## Exercise requirements:
Drop the pictures, then extract the listing word for word.

## Record list:
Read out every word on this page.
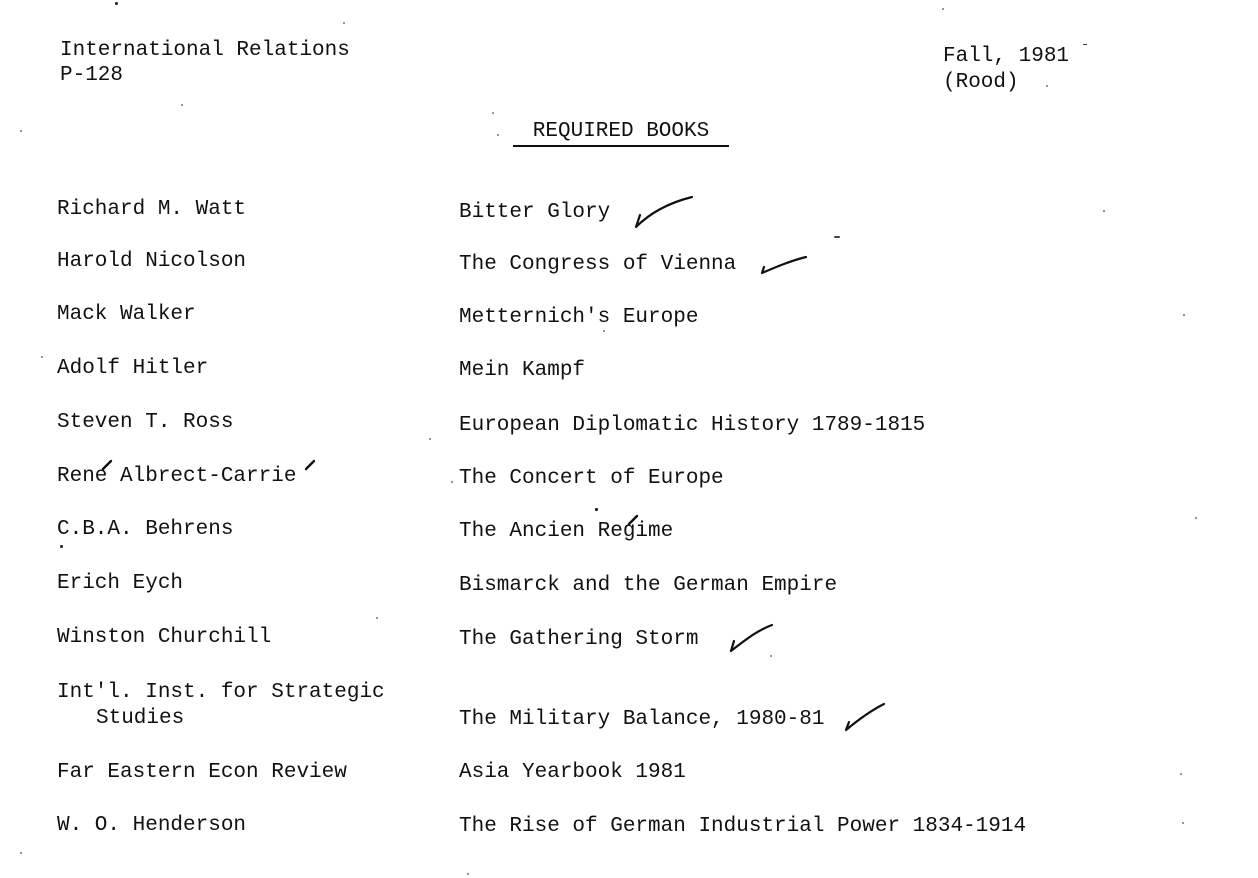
International Relations
P-128
Fall, 1981
(Rood)
REQUIRED BOOKS
Richard M. Watt	Bitter Glory
Harold Nicolson	The Congress of Vienna
Mack Walker	Metternich's Europe
Adolf Hitler	Mein Kampf
Steven T. Ross	European Diplomatic History 1789-1815
Rene Albrect-Carrie	The Concert of Europe
C.B.A. Behrens	The Ancien Regime
Erich Eych	Bismarck and the German Empire
Winston Churchill	The Gathering Storm
Int'l. Inst. for Strategic
Studies	The Military Balance, 1980-81
Far Eastern Econ Review	Asia Yearbook 1981
W. O. Henderson	The Rise of German Industrial Power 1834-1914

## Expected answer:
Read out every word on this page.
International Relations
P-128
Fall, 1981
(Rood)
REQUIRED BOOKS
Richard M. Watt	Bitter Glory
Harold Nicolson	The Congress of Vienna
Mack Walker	Metternich's Europe
Adolf Hitler	Mein Kampf
Steven T. Ross	European Diplomatic History 1789-1815
Rene Albrect-Carrie	The Concert of Europe
C.B.A. Behrens	The Ancien Regime
Erich Eych	Bismarck and the German Empire
Winston Churchill	The Gathering Storm
Int'l. Inst. for Strategic
Studies	The Military Balance, 1980-81
Far Eastern Econ Review	Asia Yearbook 1981
W. O. Henderson	The Rise of German Industrial Power 1834-1914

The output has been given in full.